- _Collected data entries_
>> START

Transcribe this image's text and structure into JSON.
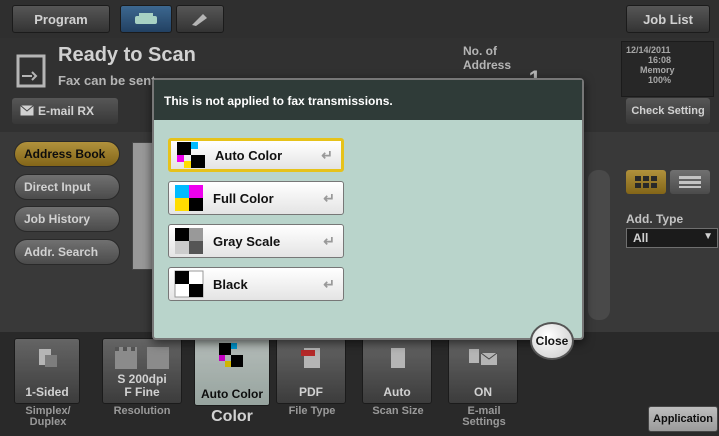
{
  "topbar": {
    "program": "Program",
    "job_list": "Job List"
  },
  "status": {
    "title": "Ready to Scan",
    "subtitle": "Fax can be sent a",
    "no_of_address_label": "No. of Address",
    "no_of_address_value": "1",
    "email_rx": "E-mail RX",
    "date": "12/14/2011",
    "time": "16:08",
    "memory_label": "Memory",
    "memory_value": "100%",
    "check_setting": "Check Setting"
  },
  "nav": [
    "Address Book",
    "Direct Input",
    "Job History",
    "Addr. Search"
  ],
  "add_type": {
    "label": "Add. Type",
    "value": "All"
  },
  "dialog": {
    "message": "This is not applied to fax transmissions.",
    "options": [
      "Auto Color",
      "Full Color",
      "Gray Scale",
      "Black"
    ],
    "selected": "Auto Color",
    "close": "Close"
  },
  "toolbar": [
    {
      "value": "1-Sided",
      "label": "Simplex/\nDuplex"
    },
    {
      "value": "S 200dpi\nF Fine",
      "label": "Resolution"
    },
    {
      "value": "Auto Color",
      "label": "Color"
    },
    {
      "value": "PDF",
      "label": "File Type"
    },
    {
      "value": "Auto",
      "label": "Scan Size"
    },
    {
      "value": "ON",
      "label": "E-mail\nSettings"
    }
  ],
  "application": "Application",
  "colors": {
    "accent": "#e6c21a",
    "dialog_bg": "#b9d4cb",
    "dialog_header": "#2f3b38"
  }
}
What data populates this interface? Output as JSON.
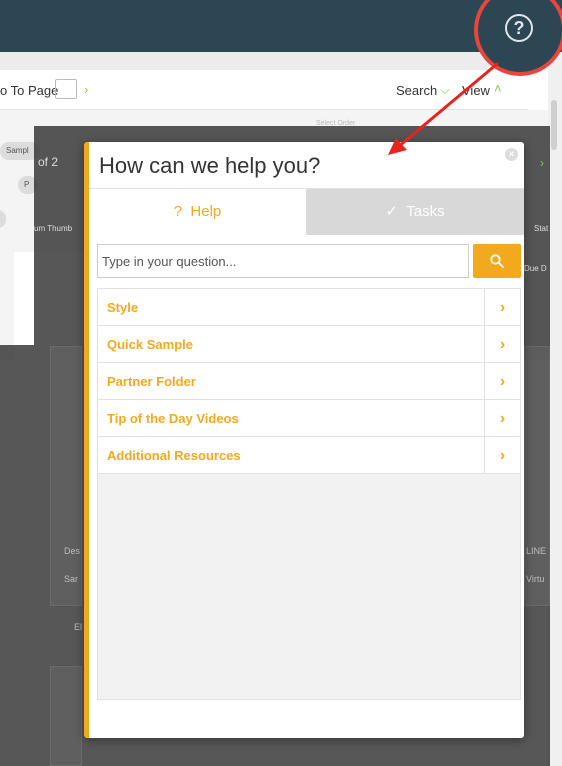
{
  "toolbar": {
    "go_to_page_label": "o To Page",
    "search_label": "Search",
    "view_label": "View"
  },
  "background": {
    "select_order": "Select Order",
    "of_pages": "of 2",
    "pill_sample": "Sampl",
    "pill_p": "P",
    "col_thumb": "um Thumb",
    "col_status": "Stat",
    "due_date": "Due D",
    "line_text": "LINE",
    "des_text": "Des",
    "sar_text": "Sar",
    "el_text": "El",
    "virtual_text": "Virtu"
  },
  "dialog": {
    "title": "How can we help you?",
    "tabs": [
      {
        "label": "Help",
        "icon": "question-icon",
        "active": true
      },
      {
        "label": "Tasks",
        "icon": "check-icon",
        "active": false
      }
    ],
    "search": {
      "placeholder": "Type in your question...",
      "value": ""
    },
    "topics": [
      {
        "label": "Style"
      },
      {
        "label": "Quick Sample"
      },
      {
        "label": "Partner Folder"
      },
      {
        "label": "Tip of the Day Videos"
      },
      {
        "label": "Additional Resources"
      }
    ]
  },
  "colors": {
    "accent": "#f3a91d",
    "header": "#2c4653",
    "highlight": "#e8453c"
  }
}
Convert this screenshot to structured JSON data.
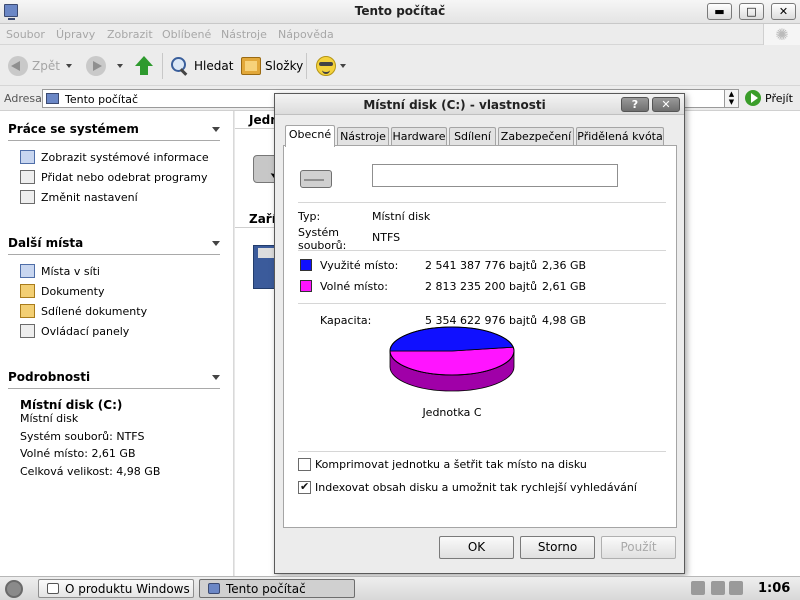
{
  "window": {
    "title": "Tento počítač",
    "minimize": "▬",
    "maximize": "□",
    "close": "✕"
  },
  "menubar": [
    "Soubor",
    "Úpravy",
    "Zobrazit",
    "Oblíbené",
    "Nástroje",
    "Nápověda"
  ],
  "toolbar": {
    "back": "Zpět",
    "search": "Hledat",
    "folders": "Složky"
  },
  "address": {
    "label": "Adresa",
    "value": "Tento počítač",
    "go": "Přejít"
  },
  "taskpane": {
    "system": {
      "title": "Práce se systémem",
      "items": [
        "Zobrazit systémové informace",
        "Přidat nebo odebrat programy",
        "Změnit nastavení"
      ]
    },
    "places": {
      "title": "Další místa",
      "items": [
        "Místa v síti",
        "Dokumenty",
        "Sdílené dokumenty",
        "Ovládací panely"
      ]
    },
    "details": {
      "title": "Podrobnosti",
      "name": "Místní disk (C:)",
      "type": "Místní disk",
      "fs": "Systém souborů: NTFS",
      "free": "Volné místo: 2,61 GB",
      "total": "Celková velikost: 4,98 GB"
    }
  },
  "content": {
    "group1": "Jedn",
    "group2": "Zaříz"
  },
  "dialog": {
    "title": "Místní disk (C:) - vlastnosti",
    "help": "?",
    "close": "✕",
    "tabs": [
      "Obecné",
      "Nástroje",
      "Hardware",
      "Sdílení",
      "Zabezpečení",
      "Přidělená kvóta"
    ],
    "name_value": "",
    "type_label": "Typ:",
    "type_value": "Místní disk",
    "fs_label": "Systém souborů:",
    "fs_value": "NTFS",
    "used_label": "Využité místo:",
    "used_bytes": "2 541 387 776 bajtů",
    "used_gb": "2,36 GB",
    "free_label": "Volné místo:",
    "free_bytes": "2 813 235 200 bajtů",
    "free_gb": "2,61 GB",
    "cap_label": "Kapacita:",
    "cap_bytes": "5 354 622 976 bajtů",
    "cap_gb": "4,98 GB",
    "drive_label": "Jednotka C",
    "compress": "Komprimovat jednotku a šetřit tak místo na disku",
    "compress_checked": false,
    "index": "Indexovat obsah disku a umožnit tak rychlejší vyhledávání",
    "index_checked": true,
    "ok": "OK",
    "cancel": "Storno",
    "apply": "Použít",
    "colors": {
      "used": "#1010ff",
      "free": "#ff14ff"
    },
    "used_fraction": 0.4746
  },
  "taskbar": {
    "items": [
      "O produktu Windows",
      "Tento počítač"
    ],
    "clock": "1:06"
  }
}
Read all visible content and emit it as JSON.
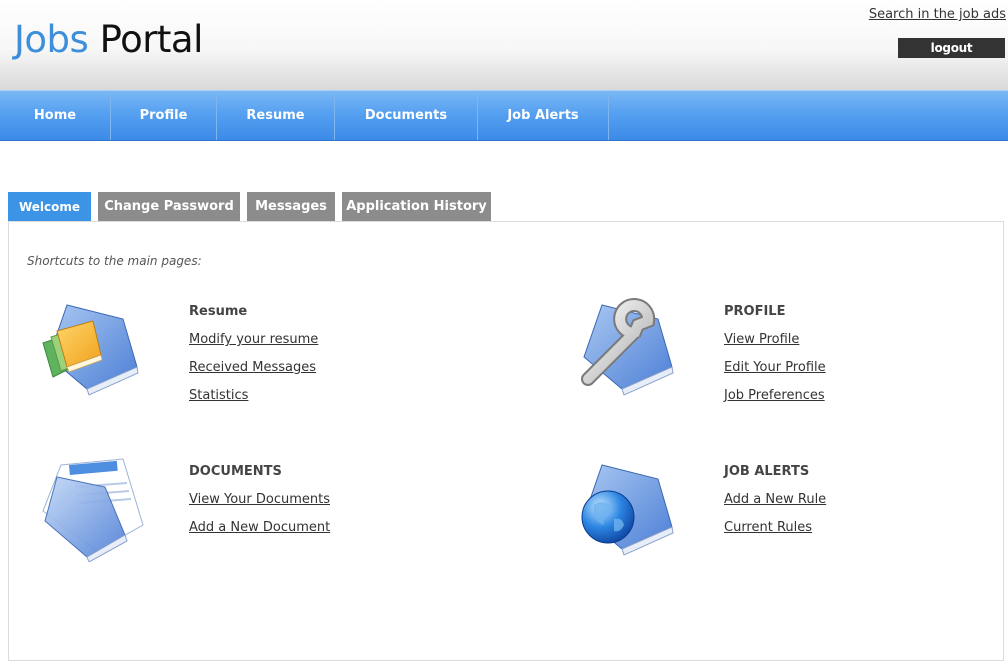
{
  "header": {
    "logo_first": "Jobs",
    "logo_second": "Portal",
    "search_link": "Search in the job ads",
    "logout_label": "logout"
  },
  "nav": {
    "items": [
      {
        "label": "Home"
      },
      {
        "label": "Profile"
      },
      {
        "label": "Resume"
      },
      {
        "label": "Documents"
      },
      {
        "label": "Job Alerts"
      }
    ]
  },
  "tabs": [
    {
      "label": "Welcome",
      "active": true
    },
    {
      "label": "Change Password",
      "active": false
    },
    {
      "label": "Messages",
      "active": false
    },
    {
      "label": "Application History",
      "active": false
    }
  ],
  "panel": {
    "intro": "Shortcuts to the main pages:",
    "sections": [
      {
        "title": "Resume",
        "icon": "books-icon",
        "links": [
          "Modify your resume",
          "Received Messages",
          "Statistics"
        ]
      },
      {
        "title": "PROFILE",
        "icon": "wrench-book-icon",
        "links": [
          "View Profile",
          "Edit Your Profile",
          "Job Preferences"
        ]
      },
      {
        "title": "DOCUMENTS",
        "icon": "document-book-icon",
        "links": [
          "View Your Documents",
          "Add a New Document"
        ]
      },
      {
        "title": "JOB ALERTS",
        "icon": "globe-book-icon",
        "links": [
          "Add a New Rule",
          "Current Rules"
        ]
      }
    ]
  },
  "colors": {
    "brand_blue": "#3d8fd9",
    "nav_blue": "#4a96ec",
    "tab_active": "#3b94e6",
    "tab_inactive": "#8c8c8c",
    "logout_bg": "#333333"
  }
}
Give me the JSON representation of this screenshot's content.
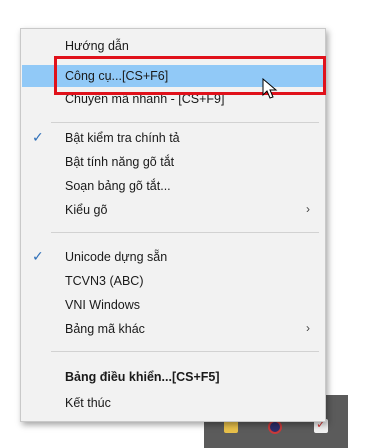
{
  "menu": {
    "items": [
      {
        "label": "Hướng dẫn"
      },
      {
        "label": "Công cụ...[CS+F6]"
      },
      {
        "label": "Chuyển mã nhanh - [CS+F9]"
      },
      {
        "label": "Bật kiểm tra chính tả",
        "checked": true
      },
      {
        "label": "Bật tính năng gõ tắt"
      },
      {
        "label": "Soạn bảng gõ tắt..."
      },
      {
        "label": "Kiểu gõ",
        "submenu": true
      },
      {
        "label": "Unicode dựng sẵn",
        "checked": true
      },
      {
        "label": "TCVN3 (ABC)"
      },
      {
        "label": "VNI Windows"
      },
      {
        "label": "Bảng mã khác",
        "submenu": true
      },
      {
        "label": "Bảng điều khiển...[CS+F5]"
      },
      {
        "label": "Kết thúc"
      }
    ],
    "highlighted_index": 1
  },
  "glyphs": {
    "check": "✓",
    "submenu_arrow": "›"
  },
  "colors": {
    "highlight": "#91c9f7",
    "annotation_box": "#e0111b",
    "check": "#2e6fb8"
  }
}
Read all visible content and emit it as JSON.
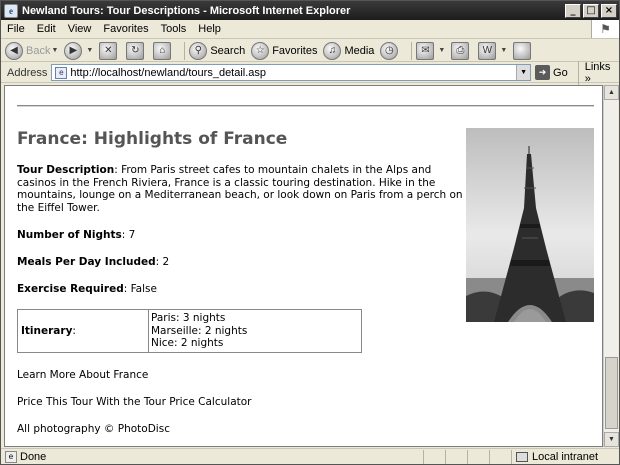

>> END

- _Requirement_
Output the line containing "Give me the" and each line after it, through the end of the material, exactly as given. No pictures belong in the output.

- _Output for this task_
Give me the JSON representation of this screenshot's content.
{
  "menu": {
    "items": [
      {
        "label": "Hướng dẫn"
      },
      {
        "label": "Công cụ...[CS+F6]"
      },
      {
        "label": "Chuyển mã nhanh - [CS+F9]"
      },
      {
        "label": "Bật kiểm tra chính tả",
        "checked": true
      },
      {
        "label": "Bật tính năng gõ tắt"
      },
      {
        "label": "Soạn bảng gõ tắt..."
      },
      {
        "label": "Kiểu gõ",
        "submenu": true
      },
      {
        "label": "Unicode dựng sẵn",
        "checked": true
      },
      {
        "label": "TCVN3 (ABC)"
      },
      {
        "label": "VNI Windows"
      },
      {
        "label": "Bảng mã khác",
        "submenu": true
      },
      {
        "label": "Bảng điều khiển...[CS+F5]"
      },
      {
        "label": "Kết thúc"
      }
    ],
    "highlighted_index": 1
  },
  "glyphs": {
    "check": "✓",
    "submenu_arrow": "›"
  },
  "colors": {
    "highlight": "#91c9f7",
    "annotation_box": "#e0111b",
    "check": "#2e6fb8"
  }
}
Read all visible content and emit it as JSON.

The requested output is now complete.